**Objective:** In the data below, find every line with the string "年可生产熟料" and pull it out.

**Given information:**
## START

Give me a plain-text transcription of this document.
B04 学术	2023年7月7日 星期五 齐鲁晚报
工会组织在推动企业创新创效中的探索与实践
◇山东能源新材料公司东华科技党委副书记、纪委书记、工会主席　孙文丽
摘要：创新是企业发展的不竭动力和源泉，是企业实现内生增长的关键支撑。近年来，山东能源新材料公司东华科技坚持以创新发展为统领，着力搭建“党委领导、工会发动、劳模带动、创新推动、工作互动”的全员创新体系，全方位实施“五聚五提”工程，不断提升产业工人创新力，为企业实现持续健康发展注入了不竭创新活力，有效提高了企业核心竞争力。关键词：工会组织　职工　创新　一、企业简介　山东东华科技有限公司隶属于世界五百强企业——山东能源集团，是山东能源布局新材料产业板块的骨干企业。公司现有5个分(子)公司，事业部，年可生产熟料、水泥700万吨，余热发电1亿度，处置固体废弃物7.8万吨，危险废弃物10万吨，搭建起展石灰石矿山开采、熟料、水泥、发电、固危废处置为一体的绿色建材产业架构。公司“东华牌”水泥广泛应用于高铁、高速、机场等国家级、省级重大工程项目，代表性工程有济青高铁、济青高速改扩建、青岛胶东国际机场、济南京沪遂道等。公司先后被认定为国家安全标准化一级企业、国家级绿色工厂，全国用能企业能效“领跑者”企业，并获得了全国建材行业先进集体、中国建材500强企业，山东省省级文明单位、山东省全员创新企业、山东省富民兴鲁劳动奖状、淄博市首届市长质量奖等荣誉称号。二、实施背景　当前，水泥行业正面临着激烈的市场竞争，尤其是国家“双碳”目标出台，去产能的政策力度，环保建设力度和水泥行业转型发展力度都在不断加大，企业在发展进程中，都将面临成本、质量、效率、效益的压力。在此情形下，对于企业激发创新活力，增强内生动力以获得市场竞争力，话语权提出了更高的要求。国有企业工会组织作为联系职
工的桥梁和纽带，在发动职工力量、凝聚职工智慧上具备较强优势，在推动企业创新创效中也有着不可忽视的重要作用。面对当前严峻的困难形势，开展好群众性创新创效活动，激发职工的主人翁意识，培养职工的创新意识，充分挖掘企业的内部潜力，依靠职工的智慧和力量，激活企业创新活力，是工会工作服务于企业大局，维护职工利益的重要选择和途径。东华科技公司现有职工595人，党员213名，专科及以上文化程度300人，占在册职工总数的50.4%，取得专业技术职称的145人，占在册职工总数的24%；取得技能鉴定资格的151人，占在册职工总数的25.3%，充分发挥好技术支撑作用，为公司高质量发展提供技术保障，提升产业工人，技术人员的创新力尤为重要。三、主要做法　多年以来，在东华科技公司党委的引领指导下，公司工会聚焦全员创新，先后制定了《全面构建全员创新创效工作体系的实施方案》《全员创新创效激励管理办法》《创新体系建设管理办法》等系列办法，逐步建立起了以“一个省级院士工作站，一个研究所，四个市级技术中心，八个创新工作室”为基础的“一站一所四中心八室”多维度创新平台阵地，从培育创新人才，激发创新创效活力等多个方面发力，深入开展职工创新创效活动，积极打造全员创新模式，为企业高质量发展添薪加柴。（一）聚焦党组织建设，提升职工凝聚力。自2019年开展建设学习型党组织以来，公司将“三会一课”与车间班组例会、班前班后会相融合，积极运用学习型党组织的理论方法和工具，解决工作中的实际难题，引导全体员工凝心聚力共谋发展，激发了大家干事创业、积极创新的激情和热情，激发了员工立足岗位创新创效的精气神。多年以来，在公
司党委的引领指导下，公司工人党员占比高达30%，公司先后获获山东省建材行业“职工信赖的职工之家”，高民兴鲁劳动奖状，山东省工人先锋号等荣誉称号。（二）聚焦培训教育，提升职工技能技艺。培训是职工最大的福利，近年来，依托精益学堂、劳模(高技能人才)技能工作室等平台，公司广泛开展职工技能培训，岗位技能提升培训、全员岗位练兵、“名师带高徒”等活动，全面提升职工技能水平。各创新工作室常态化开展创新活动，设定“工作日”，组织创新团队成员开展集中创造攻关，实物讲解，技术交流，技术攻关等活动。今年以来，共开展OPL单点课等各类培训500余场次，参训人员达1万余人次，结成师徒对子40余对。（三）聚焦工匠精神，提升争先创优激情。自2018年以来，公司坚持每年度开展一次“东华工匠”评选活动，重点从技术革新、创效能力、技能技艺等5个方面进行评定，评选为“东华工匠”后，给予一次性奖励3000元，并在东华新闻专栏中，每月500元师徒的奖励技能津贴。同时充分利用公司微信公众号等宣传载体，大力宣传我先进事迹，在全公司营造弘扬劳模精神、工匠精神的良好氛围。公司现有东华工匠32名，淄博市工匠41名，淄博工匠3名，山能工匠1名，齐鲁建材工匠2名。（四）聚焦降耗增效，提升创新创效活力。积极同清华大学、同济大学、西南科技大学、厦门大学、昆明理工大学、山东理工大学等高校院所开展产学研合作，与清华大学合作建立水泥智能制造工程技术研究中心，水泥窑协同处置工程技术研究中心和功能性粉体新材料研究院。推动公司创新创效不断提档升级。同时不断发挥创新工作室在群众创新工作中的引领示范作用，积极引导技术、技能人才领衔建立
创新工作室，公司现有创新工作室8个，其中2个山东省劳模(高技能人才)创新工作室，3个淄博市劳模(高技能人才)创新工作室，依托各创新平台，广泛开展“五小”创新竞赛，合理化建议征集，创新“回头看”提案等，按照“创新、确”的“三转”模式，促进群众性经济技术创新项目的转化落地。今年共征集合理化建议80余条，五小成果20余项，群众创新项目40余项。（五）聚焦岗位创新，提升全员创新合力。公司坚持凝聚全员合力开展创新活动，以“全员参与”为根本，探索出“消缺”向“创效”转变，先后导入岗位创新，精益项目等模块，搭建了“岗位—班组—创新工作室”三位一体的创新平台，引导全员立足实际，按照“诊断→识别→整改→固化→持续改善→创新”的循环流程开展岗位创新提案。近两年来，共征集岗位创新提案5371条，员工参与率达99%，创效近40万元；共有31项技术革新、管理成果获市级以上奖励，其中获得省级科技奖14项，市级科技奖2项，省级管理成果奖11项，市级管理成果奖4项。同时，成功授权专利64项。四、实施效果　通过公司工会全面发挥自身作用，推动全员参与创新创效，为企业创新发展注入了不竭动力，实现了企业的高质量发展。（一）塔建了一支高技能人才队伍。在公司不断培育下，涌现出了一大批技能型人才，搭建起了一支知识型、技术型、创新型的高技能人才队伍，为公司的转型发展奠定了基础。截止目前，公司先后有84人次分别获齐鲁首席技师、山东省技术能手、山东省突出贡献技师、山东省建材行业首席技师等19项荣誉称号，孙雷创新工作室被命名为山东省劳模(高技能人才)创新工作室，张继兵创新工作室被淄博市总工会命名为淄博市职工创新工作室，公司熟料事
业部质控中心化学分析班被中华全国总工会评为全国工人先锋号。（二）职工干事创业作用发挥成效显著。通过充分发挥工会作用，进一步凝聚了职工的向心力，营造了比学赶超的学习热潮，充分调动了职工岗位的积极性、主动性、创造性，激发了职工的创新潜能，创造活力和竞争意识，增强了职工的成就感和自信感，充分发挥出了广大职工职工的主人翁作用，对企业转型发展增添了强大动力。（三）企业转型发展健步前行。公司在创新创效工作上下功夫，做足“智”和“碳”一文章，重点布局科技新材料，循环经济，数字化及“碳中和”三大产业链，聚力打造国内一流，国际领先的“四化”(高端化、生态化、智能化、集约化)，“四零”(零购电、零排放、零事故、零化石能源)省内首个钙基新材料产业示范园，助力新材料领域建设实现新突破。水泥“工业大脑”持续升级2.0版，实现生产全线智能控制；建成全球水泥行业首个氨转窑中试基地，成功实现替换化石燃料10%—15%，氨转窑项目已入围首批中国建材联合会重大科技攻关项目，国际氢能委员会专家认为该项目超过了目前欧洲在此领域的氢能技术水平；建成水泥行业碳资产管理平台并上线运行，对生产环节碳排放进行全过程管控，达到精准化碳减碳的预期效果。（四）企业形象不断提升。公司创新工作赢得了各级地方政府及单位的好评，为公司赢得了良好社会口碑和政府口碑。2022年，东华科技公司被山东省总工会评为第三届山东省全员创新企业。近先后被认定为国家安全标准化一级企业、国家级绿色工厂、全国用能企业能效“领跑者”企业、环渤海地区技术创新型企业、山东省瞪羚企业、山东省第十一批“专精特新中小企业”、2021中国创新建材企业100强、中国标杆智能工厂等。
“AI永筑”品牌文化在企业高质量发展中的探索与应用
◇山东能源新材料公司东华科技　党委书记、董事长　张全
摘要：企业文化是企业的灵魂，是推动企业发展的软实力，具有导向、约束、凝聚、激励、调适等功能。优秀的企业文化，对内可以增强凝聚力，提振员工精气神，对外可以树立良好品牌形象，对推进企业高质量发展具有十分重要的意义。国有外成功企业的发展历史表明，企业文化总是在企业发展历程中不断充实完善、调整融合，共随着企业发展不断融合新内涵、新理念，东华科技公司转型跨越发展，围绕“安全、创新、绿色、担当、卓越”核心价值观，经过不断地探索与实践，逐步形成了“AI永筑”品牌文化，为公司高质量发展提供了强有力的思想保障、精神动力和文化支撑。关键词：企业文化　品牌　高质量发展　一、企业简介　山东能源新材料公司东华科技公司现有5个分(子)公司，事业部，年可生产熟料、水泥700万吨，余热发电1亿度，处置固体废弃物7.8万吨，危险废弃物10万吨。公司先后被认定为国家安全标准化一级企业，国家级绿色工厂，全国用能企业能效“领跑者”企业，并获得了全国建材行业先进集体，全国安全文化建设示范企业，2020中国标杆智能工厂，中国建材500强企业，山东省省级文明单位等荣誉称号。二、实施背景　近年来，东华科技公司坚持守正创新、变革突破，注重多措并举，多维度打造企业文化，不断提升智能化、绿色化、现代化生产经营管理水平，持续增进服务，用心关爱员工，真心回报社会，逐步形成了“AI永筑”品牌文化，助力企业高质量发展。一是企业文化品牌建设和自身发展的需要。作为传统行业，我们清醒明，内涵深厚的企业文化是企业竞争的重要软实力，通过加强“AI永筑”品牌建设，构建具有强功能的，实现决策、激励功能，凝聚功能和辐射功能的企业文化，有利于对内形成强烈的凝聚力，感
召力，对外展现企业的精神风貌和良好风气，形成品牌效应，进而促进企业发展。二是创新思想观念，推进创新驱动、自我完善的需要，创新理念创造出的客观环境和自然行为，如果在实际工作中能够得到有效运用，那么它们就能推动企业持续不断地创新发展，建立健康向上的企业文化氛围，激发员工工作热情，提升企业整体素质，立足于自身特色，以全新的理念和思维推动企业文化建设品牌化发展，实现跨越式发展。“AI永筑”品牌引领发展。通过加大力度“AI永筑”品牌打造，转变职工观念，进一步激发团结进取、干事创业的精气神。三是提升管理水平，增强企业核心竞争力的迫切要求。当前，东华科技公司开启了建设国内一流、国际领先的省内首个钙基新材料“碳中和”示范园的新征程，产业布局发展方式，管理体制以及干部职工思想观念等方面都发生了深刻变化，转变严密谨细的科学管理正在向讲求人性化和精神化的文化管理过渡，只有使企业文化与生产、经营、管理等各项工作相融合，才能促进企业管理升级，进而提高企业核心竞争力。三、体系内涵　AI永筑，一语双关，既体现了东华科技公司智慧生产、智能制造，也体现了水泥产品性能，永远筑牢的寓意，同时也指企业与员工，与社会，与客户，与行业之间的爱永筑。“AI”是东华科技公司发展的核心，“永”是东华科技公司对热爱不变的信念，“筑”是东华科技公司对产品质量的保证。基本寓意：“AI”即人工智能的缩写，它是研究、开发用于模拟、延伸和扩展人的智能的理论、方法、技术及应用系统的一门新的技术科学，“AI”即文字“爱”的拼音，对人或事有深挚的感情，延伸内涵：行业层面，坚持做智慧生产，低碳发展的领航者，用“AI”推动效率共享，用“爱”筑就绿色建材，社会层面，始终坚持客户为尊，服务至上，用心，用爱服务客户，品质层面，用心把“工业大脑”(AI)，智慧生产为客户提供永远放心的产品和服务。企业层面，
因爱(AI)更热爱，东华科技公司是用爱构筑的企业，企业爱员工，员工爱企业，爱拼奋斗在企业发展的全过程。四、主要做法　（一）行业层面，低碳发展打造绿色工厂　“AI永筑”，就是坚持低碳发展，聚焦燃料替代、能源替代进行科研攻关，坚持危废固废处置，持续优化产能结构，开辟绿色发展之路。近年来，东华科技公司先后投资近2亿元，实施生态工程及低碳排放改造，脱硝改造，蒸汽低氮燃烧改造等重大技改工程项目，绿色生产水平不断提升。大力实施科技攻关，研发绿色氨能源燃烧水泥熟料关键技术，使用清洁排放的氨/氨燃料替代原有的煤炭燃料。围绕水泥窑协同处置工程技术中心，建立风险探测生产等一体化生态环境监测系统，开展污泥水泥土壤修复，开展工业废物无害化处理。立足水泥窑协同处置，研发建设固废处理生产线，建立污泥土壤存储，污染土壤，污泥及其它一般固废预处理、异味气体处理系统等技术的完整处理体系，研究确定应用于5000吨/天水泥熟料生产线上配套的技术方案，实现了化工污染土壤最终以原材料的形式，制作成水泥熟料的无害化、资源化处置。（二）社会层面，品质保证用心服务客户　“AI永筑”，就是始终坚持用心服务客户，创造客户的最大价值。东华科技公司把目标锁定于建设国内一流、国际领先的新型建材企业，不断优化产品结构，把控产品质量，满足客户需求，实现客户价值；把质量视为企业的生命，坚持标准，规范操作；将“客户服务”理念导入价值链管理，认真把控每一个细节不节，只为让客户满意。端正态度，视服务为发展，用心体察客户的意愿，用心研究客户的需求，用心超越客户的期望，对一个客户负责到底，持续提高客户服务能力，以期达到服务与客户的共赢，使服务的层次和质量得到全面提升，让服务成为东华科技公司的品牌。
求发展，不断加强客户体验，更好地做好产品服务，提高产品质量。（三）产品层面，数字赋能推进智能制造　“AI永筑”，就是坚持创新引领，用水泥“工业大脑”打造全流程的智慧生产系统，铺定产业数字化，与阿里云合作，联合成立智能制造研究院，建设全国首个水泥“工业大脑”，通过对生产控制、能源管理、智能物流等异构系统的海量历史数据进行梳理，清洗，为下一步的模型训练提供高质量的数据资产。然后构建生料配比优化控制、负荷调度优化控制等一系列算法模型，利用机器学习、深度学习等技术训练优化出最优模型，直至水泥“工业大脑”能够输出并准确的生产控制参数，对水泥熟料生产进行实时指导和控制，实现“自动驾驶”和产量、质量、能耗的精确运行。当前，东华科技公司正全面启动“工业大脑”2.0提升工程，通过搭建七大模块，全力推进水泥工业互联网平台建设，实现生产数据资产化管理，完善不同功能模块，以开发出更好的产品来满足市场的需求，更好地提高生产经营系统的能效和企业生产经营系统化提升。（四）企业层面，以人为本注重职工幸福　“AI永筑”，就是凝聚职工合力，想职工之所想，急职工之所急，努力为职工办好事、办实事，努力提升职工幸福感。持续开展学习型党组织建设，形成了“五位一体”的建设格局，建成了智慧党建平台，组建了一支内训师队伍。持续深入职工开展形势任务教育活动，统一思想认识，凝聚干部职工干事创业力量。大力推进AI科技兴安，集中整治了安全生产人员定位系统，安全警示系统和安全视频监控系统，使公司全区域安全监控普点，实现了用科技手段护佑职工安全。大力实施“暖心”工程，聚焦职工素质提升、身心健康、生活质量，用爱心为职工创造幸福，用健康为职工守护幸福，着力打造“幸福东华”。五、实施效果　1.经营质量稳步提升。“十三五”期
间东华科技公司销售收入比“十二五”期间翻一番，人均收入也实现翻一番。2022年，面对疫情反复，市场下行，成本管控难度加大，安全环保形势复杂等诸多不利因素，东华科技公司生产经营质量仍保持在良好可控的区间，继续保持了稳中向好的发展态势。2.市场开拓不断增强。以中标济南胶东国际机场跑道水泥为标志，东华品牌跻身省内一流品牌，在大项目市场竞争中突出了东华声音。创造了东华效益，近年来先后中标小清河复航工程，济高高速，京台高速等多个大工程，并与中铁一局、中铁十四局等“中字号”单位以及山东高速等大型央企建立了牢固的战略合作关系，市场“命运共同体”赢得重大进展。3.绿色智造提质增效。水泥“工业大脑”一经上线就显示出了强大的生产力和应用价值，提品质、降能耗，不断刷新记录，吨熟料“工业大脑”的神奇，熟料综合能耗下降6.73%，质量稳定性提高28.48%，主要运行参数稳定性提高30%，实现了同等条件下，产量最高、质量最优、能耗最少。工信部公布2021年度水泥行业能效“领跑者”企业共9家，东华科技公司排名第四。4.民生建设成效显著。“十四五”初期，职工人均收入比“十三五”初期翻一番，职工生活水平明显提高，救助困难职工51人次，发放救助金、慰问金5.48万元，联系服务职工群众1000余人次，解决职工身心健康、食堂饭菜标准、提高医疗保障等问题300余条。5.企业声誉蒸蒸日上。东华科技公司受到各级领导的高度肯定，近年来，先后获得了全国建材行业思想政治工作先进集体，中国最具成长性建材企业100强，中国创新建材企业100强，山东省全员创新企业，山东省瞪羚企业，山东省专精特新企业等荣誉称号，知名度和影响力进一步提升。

## END

**Correct result:**
摘要：创新是企业发展的不竭动力和源泉，是企业实现内生增长的关键支撑。近年来，山东能源新材料公司东华科技坚持以创新发展为统领，着力搭建“党委领导、工会发动、劳模带动、创新推动、工作互动”的全员创新体系，全方位实施“五聚五提”工程，不断提升产业工人创新力，为企业实现持续健康发展注入了不竭创新活力，有效提高了企业核心竞争力。关键词：工会组织　职工　创新　一、企业简介　山东东华科技有限公司隶属于世界五百强企业——山东能源集团，是山东能源布局新材料产业板块的骨干企业。公司现有5个分(子)公司，事业部，年可生产熟料、水泥700万吨，余热发电1亿度，处置固体废弃物7.8万吨，危险废弃物10万吨，搭建起展石灰石矿山开采、熟料、水泥、发电、固危废处置为一体的绿色建材产业架构。公司“东华牌”水泥广泛应用于高铁、高速、机场等国家级、省级重大工程项目，代表性工程有济青高铁、济青高速改扩建、青岛胶东国际机场、济南京沪遂道等。公司先后被认定为国家安全标准化一级企业、国家级绿色工厂，全国用能企业能效“领跑者”企业，并获得了全国建材行业先进集体、中国建材500强企业，山东省省级文明单位、山东省全员创新企业、山东省富民兴鲁劳动奖状、淄博市首届市长质量奖等荣誉称号。二、实施背景　当前，水泥行业正面临着激烈的市场竞争，尤其是国家“双碳”目标出台，去产能的政策力度，环保建设力度和水泥行业转型发展力度都在不断加大，企业在发展进程中，都将面临成本、质量、效率、效益的压力。在此情形下，对于企业激发创新活力，增强内生动力以获得市场竞争力，话语权提出了更高的要求。国有企业工会组织作为联系职
摘要：企业文化是企业的灵魂，是推动企业发展的软实力，具有导向、约束、凝聚、激励、调适等功能。优秀的企业文化，对内可以增强凝聚力，提振员工精气神，对外可以树立良好品牌形象，对推进企业高质量发展具有十分重要的意义。国有外成功企业的发展历史表明，企业文化总是在企业发展历程中不断充实完善、调整融合，共随着企业发展不断融合新内涵、新理念，东华科技公司转型跨越发展，围绕“安全、创新、绿色、担当、卓越”核心价值观，经过不断地探索与实践，逐步形成了“AI永筑”品牌文化，为公司高质量发展提供了强有力的思想保障、精神动力和文化支撑。关键词：企业文化　品牌　高质量发展　一、企业简介　山东能源新材料公司东华科技公司现有5个分(子)公司，事业部，年可生产熟料、水泥700万吨，余热发电1亿度，处置固体废弃物7.8万吨，危险废弃物10万吨。公司先后被认定为国家安全标准化一级企业，国家级绿色工厂，全国用能企业能效“领跑者”企业，并获得了全国建材行业先进集体，全国安全文化建设示范企业，2020中国标杆智能工厂，中国建材500强企业，山东省省级文明单位等荣誉称号。二、实施背景　近年来，东华科技公司坚持守正创新、变革突破，注重多措并举，多维度打造企业文化，不断提升智能化、绿色化、现代化生产经营管理水平，持续增进服务，用心关爱员工，真心回报社会，逐步形成了“AI永筑”品牌文化，助力企业高质量发展。一是企业文化品牌建设和自身发展的需要。作为传统行业，我们清醒明，内涵深厚的企业文化是企业竞争的重要软实力，通过加强“AI永筑”品牌建设，构建具有强功能的，实现决策、激励功能，凝聚功能和辐射功能的企业文化，有利于对内形成强烈的凝聚力，感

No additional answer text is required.